Items listed in a dataset

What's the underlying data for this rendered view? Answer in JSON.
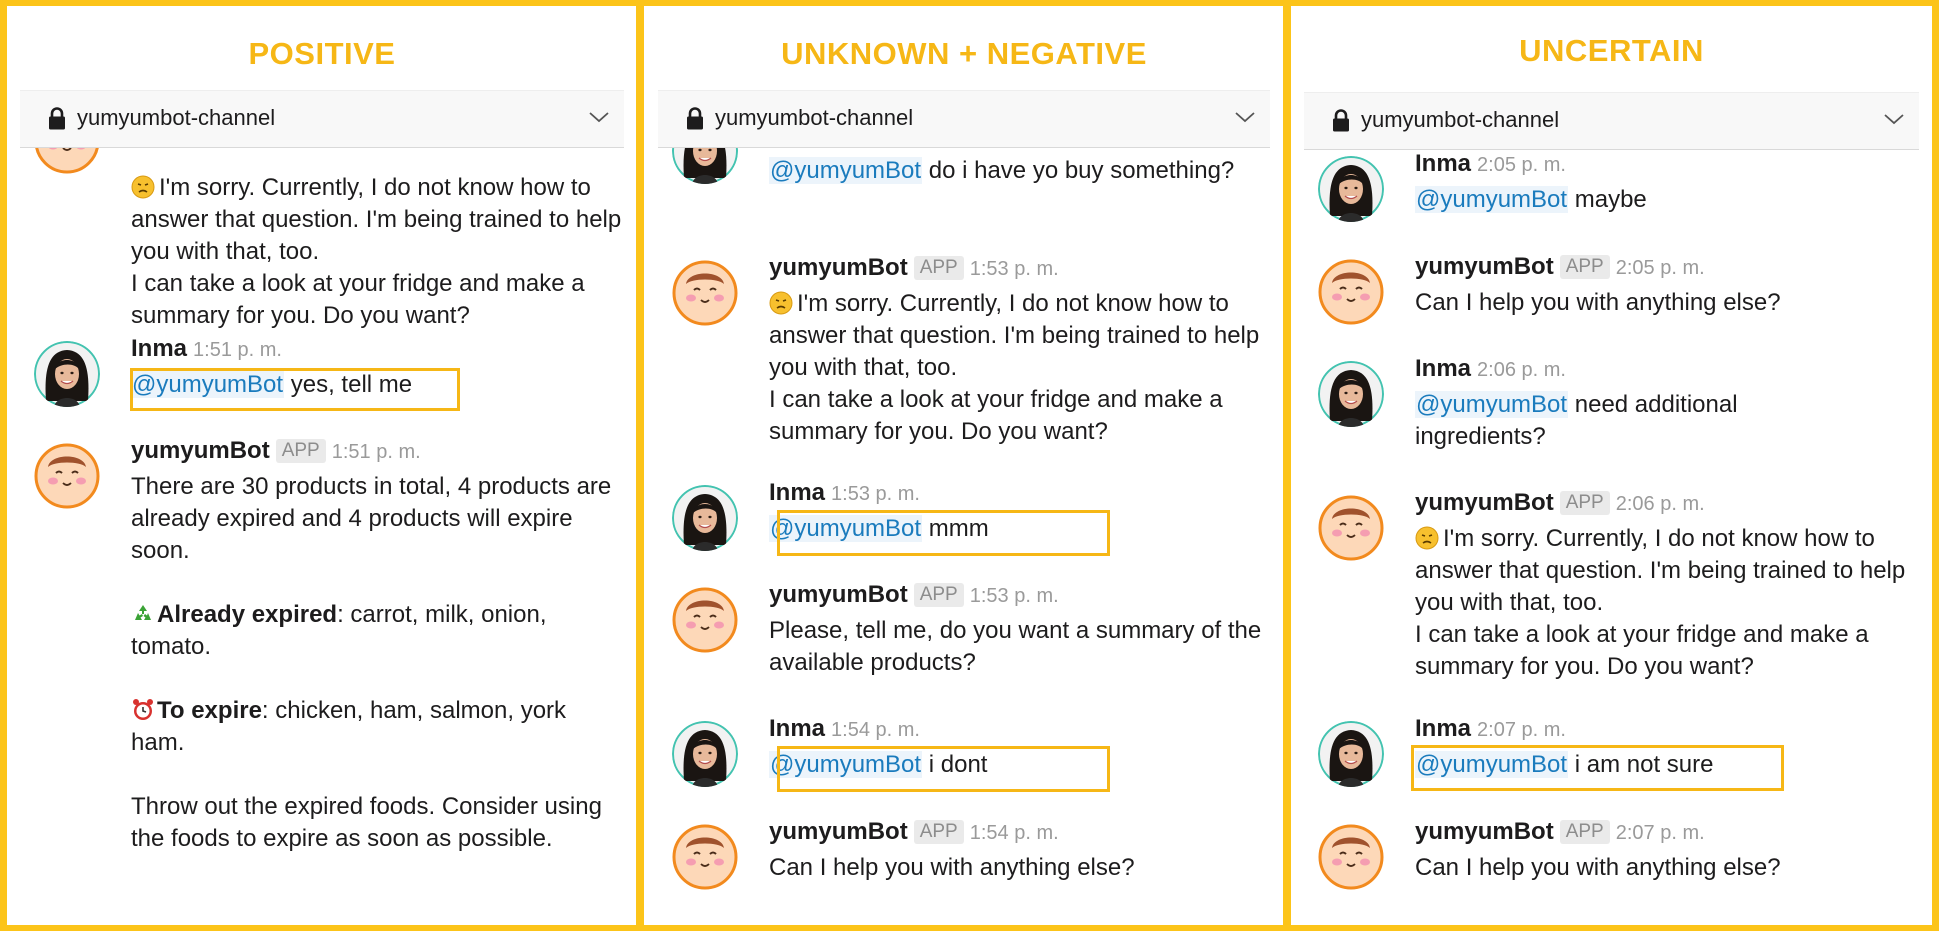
{
  "panels": [
    {
      "title": "POSITIVE",
      "channel": "yumyumbot-channel",
      "messages": [
        {
          "kind": "bot",
          "partial": true,
          "lines": [
            "I'm sorry. Currently, I do not know how to answer that question. I'm being trained to help you with that, too.",
            "I can take a look at your fridge and make a summary for you. Do you want?"
          ]
        },
        {
          "kind": "user",
          "author": "Inma",
          "time": "1:51 p. m.",
          "mention": "@yumyumBot",
          "text": " yes, tell me"
        },
        {
          "kind": "bot",
          "author": "yumyumBot",
          "badge": "APP",
          "time": "1:51 p. m.",
          "summary": "There are 30 products in total, 4 products are already expired and 4 products will expire soon.",
          "expired_label": "Already expired",
          "expired_items": ": carrot, milk, onion, tomato.",
          "expire_label": "To expire",
          "expire_items": ": chicken, ham, salmon, york ham.",
          "advice": "Throw out the expired foods. Consider using the foods to expire as soon as possible."
        }
      ]
    },
    {
      "title": "UNKNOWN + NEGATIVE",
      "channel": "yumyumbot-channel",
      "messages": [
        {
          "kind": "user",
          "partial": true,
          "mention": "@yumyumBot",
          "text": " do i have yo buy something?"
        },
        {
          "kind": "bot",
          "author": "yumyumBot",
          "badge": "APP",
          "time": "1:53 p. m.",
          "lines": [
            "I'm sorry. Currently, I do not know how to answer that question. I'm being trained to help you with that, too.",
            "I can take a look at your fridge and make a summary for you. Do you want?"
          ]
        },
        {
          "kind": "user",
          "author": "Inma",
          "time": "1:53 p. m.",
          "mention": "@yumyumBot",
          "text": " mmm"
        },
        {
          "kind": "bot",
          "author": "yumyumBot",
          "badge": "APP",
          "time": "1:53 p. m.",
          "text": "Please, tell me, do you want a summary of the available products?"
        },
        {
          "kind": "user",
          "author": "Inma",
          "time": "1:54 p. m.",
          "mention": "@yumyumBot",
          "text": " i dont"
        },
        {
          "kind": "bot",
          "author": "yumyumBot",
          "badge": "APP",
          "time": "1:54 p. m.",
          "text": "Can I help you with anything else?"
        }
      ]
    },
    {
      "title": "UNCERTAIN",
      "channel": "yumyumbot-channel",
      "messages": [
        {
          "kind": "user",
          "author": "Inma",
          "time": "2:05 p. m.",
          "mention": "@yumyumBot",
          "text": " maybe"
        },
        {
          "kind": "bot",
          "author": "yumyumBot",
          "badge": "APP",
          "time": "2:05 p. m.",
          "text": "Can I help you with anything else?"
        },
        {
          "kind": "user",
          "author": "Inma",
          "time": "2:06 p. m.",
          "mention": "@yumyumBot",
          "text": " need additional ingredients?"
        },
        {
          "kind": "bot",
          "author": "yumyumBot",
          "badge": "APP",
          "time": "2:06 p. m.",
          "lines": [
            "I'm sorry. Currently, I do not know how to answer that question. I'm being trained to help you with that, too.",
            "I can take a look at your fridge and make a summary for you. Do you want?"
          ]
        },
        {
          "kind": "user",
          "author": "Inma",
          "time": "2:07 p. m.",
          "mention": "@yumyumBot",
          "text": " i am not sure"
        },
        {
          "kind": "bot",
          "author": "yumyumBot",
          "badge": "APP",
          "time": "2:07 p. m.",
          "text": "Can I help you with anything else?"
        }
      ]
    }
  ],
  "icons": {
    "lock": "lock-icon",
    "chevron": "chevron-down-icon",
    "user_avatar": "user-avatar-inma",
    "bot_avatar": "bot-avatar-yumyumbot",
    "sad": "disappointed-face-emoji",
    "recycle": "recycle-emoji",
    "alarm": "alarm-clock-emoji"
  },
  "colors": {
    "frame": "#fcc419",
    "title": "#f6b716",
    "mention": "#1a7bbd",
    "highlight": "#f6b716"
  }
}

Aim: Write the entries above out again exactly, but not the pictures.

Answer to this exercise:
What's the underlying data for this rendered view? Answer in JSON.
{
  "panels": [
    {
      "title": "POSITIVE",
      "channel": "yumyumbot-channel",
      "messages": [
        {
          "kind": "bot",
          "partial": true,
          "lines": [
            "I'm sorry. Currently, I do not know how to answer that question. I'm being trained to help you with that, too.",
            "I can take a look at your fridge and make a summary for you. Do you want?"
          ]
        },
        {
          "kind": "user",
          "author": "Inma",
          "time": "1:51 p. m.",
          "mention": "@yumyumBot",
          "text": " yes, tell me"
        },
        {
          "kind": "bot",
          "author": "yumyumBot",
          "badge": "APP",
          "time": "1:51 p. m.",
          "summary": "There are 30 products in total, 4 products are already expired and 4 products will expire soon.",
          "expired_label": "Already expired",
          "expired_items": ": carrot, milk, onion, tomato.",
          "expire_label": "To expire",
          "expire_items": ": chicken, ham, salmon, york ham.",
          "advice": "Throw out the expired foods. Consider using the foods to expire as soon as possible."
        }
      ]
    },
    {
      "title": "UNKNOWN + NEGATIVE",
      "channel": "yumyumbot-channel",
      "messages": [
        {
          "kind": "user",
          "partial": true,
          "mention": "@yumyumBot",
          "text": " do i have yo buy something?"
        },
        {
          "kind": "bot",
          "author": "yumyumBot",
          "badge": "APP",
          "time": "1:53 p. m.",
          "lines": [
            "I'm sorry. Currently, I do not know how to answer that question. I'm being trained to help you with that, too.",
            "I can take a look at your fridge and make a summary for you. Do you want?"
          ]
        },
        {
          "kind": "user",
          "author": "Inma",
          "time": "1:53 p. m.",
          "mention": "@yumyumBot",
          "text": " mmm"
        },
        {
          "kind": "bot",
          "author": "yumyumBot",
          "badge": "APP",
          "time": "1:53 p. m.",
          "text": "Please, tell me, do you want a summary of the available products?"
        },
        {
          "kind": "user",
          "author": "Inma",
          "time": "1:54 p. m.",
          "mention": "@yumyumBot",
          "text": " i dont"
        },
        {
          "kind": "bot",
          "author": "yumyumBot",
          "badge": "APP",
          "time": "1:54 p. m.",
          "text": "Can I help you with anything else?"
        }
      ]
    },
    {
      "title": "UNCERTAIN",
      "channel": "yumyumbot-channel",
      "messages": [
        {
          "kind": "user",
          "author": "Inma",
          "time": "2:05 p. m.",
          "mention": "@yumyumBot",
          "text": " maybe"
        },
        {
          "kind": "bot",
          "author": "yumyumBot",
          "badge": "APP",
          "time": "2:05 p. m.",
          "text": "Can I help you with anything else?"
        },
        {
          "kind": "user",
          "author": "Inma",
          "time": "2:06 p. m.",
          "mention": "@yumyumBot",
          "text": " need additional ingredients?"
        },
        {
          "kind": "bot",
          "author": "yumyumBot",
          "badge": "APP",
          "time": "2:06 p. m.",
          "lines": [
            "I'm sorry. Currently, I do not know how to answer that question. I'm being trained to help you with that, too.",
            "I can take a look at your fridge and make a summary for you. Do you want?"
          ]
        },
        {
          "kind": "user",
          "author": "Inma",
          "time": "2:07 p. m.",
          "mention": "@yumyumBot",
          "text": " i am not sure"
        },
        {
          "kind": "bot",
          "author": "yumyumBot",
          "badge": "APP",
          "time": "2:07 p. m.",
          "text": "Can I help you with anything else?"
        }
      ]
    }
  ],
  "icons": {
    "lock": "lock-icon",
    "chevron": "chevron-down-icon",
    "user_avatar": "user-avatar-inma",
    "bot_avatar": "bot-avatar-yumyumbot",
    "sad": "disappointed-face-emoji",
    "recycle": "recycle-emoji",
    "alarm": "alarm-clock-emoji"
  },
  "colors": {
    "frame": "#fcc419",
    "title": "#f6b716",
    "mention": "#1a7bbd",
    "highlight": "#f6b716"
  }
}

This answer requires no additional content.